***** RECORDS FOR THIS EXERCISE *****
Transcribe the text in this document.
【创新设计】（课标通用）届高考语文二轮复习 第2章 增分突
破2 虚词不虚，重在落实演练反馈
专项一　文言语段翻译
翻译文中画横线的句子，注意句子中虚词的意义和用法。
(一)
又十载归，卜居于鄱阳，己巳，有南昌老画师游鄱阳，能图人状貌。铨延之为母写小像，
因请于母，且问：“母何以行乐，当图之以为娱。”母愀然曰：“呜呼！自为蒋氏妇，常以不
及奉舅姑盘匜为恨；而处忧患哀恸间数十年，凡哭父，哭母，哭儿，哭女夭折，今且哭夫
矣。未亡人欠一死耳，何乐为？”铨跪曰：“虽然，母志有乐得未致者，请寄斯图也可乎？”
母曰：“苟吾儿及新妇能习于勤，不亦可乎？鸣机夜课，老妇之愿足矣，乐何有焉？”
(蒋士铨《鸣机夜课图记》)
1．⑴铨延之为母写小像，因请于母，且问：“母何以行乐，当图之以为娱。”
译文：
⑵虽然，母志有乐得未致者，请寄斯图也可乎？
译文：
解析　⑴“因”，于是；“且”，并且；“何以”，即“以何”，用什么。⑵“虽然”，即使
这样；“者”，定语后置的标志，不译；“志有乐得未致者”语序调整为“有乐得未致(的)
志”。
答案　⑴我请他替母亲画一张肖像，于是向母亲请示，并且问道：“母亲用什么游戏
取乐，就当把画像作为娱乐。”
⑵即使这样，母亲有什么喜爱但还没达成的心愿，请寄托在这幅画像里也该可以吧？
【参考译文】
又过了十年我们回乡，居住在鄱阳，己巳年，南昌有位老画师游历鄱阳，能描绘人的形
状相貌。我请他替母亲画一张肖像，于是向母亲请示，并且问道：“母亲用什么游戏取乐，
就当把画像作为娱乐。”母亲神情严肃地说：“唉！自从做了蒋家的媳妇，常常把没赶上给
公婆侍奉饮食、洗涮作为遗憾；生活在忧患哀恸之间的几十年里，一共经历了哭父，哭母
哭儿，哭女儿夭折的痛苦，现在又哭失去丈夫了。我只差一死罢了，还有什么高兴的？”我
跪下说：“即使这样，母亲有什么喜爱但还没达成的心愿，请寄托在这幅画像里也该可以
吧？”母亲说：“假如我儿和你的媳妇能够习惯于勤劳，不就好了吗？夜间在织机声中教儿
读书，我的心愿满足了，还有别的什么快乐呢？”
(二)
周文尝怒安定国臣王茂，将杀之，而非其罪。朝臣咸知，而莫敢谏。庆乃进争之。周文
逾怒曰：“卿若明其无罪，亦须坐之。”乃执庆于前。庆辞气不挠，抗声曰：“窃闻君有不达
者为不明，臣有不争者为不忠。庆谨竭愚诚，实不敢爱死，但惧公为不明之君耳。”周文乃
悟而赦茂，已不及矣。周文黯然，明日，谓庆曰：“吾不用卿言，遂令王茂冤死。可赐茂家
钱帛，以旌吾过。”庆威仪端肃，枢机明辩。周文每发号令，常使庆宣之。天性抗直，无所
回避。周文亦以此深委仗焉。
*****
▶ [DIRECTIONS FOR THIS TASK]: Using the data above, reproduce every line exactly.

▶ [FINISHED TASK]:
Transcribe the text in this document.
【创新设计】（课标通用）届高考语文二轮复习 第2章 增分突
破2 虚词不虚，重在落实演练反馈
专项一　文言语段翻译
翻译文中画横线的句子，注意句子中虚词的意义和用法。
(一)
又十载归，卜居于鄱阳，己巳，有南昌老画师游鄱阳，能图人状貌。铨延之为母写小像，
因请于母，且问：“母何以行乐，当图之以为娱。”母愀然曰：“呜呼！自为蒋氏妇，常以不
及奉舅姑盘匜为恨；而处忧患哀恸间数十年，凡哭父，哭母，哭儿，哭女夭折，今且哭夫
矣。未亡人欠一死耳，何乐为？”铨跪曰：“虽然，母志有乐得未致者，请寄斯图也可乎？”
母曰：“苟吾儿及新妇能习于勤，不亦可乎？鸣机夜课，老妇之愿足矣，乐何有焉？”
(蒋士铨《鸣机夜课图记》)
1．⑴铨延之为母写小像，因请于母，且问：“母何以行乐，当图之以为娱。”
译文：
⑵虽然，母志有乐得未致者，请寄斯图也可乎？
译文：
解析　⑴“因”，于是；“且”，并且；“何以”，即“以何”，用什么。⑵“虽然”，即使
这样；“者”，定语后置的标志，不译；“志有乐得未致者”语序调整为“有乐得未致(的)
志”。
答案　⑴我请他替母亲画一张肖像，于是向母亲请示，并且问道：“母亲用什么游戏
取乐，就当把画像作为娱乐。”
⑵即使这样，母亲有什么喜爱但还没达成的心愿，请寄托在这幅画像里也该可以吧？
【参考译文】
又过了十年我们回乡，居住在鄱阳，己巳年，南昌有位老画师游历鄱阳，能描绘人的形
状相貌。我请他替母亲画一张肖像，于是向母亲请示，并且问道：“母亲用什么游戏取乐，
就当把画像作为娱乐。”母亲神情严肃地说：“唉！自从做了蒋家的媳妇，常常把没赶上给
公婆侍奉饮食、洗涮作为遗憾；生活在忧患哀恸之间的几十年里，一共经历了哭父，哭母
哭儿，哭女儿夭折的痛苦，现在又哭失去丈夫了。我只差一死罢了，还有什么高兴的？”我
跪下说：“即使这样，母亲有什么喜爱但还没达成的心愿，请寄托在这幅画像里也该可以
吧？”母亲说：“假如我儿和你的媳妇能够习惯于勤劳，不就好了吗？夜间在织机声中教儿
读书，我的心愿满足了，还有别的什么快乐呢？”
(二)
周文尝怒安定国臣王茂，将杀之，而非其罪。朝臣咸知，而莫敢谏。庆乃进争之。周文
逾怒曰：“卿若明其无罪，亦须坐之。”乃执庆于前。庆辞气不挠，抗声曰：“窃闻君有不达
者为不明，臣有不争者为不忠。庆谨竭愚诚，实不敢爱死，但惧公为不明之君耳。”周文乃
悟而赦茂，已不及矣。周文黯然，明日，谓庆曰：“吾不用卿言，遂令王茂冤死。可赐茂家
钱帛，以旌吾过。”庆威仪端肃，枢机明辩。周文每发号令，常使庆宣之。天性抗直，无所
回避。周文亦以此深委仗焉。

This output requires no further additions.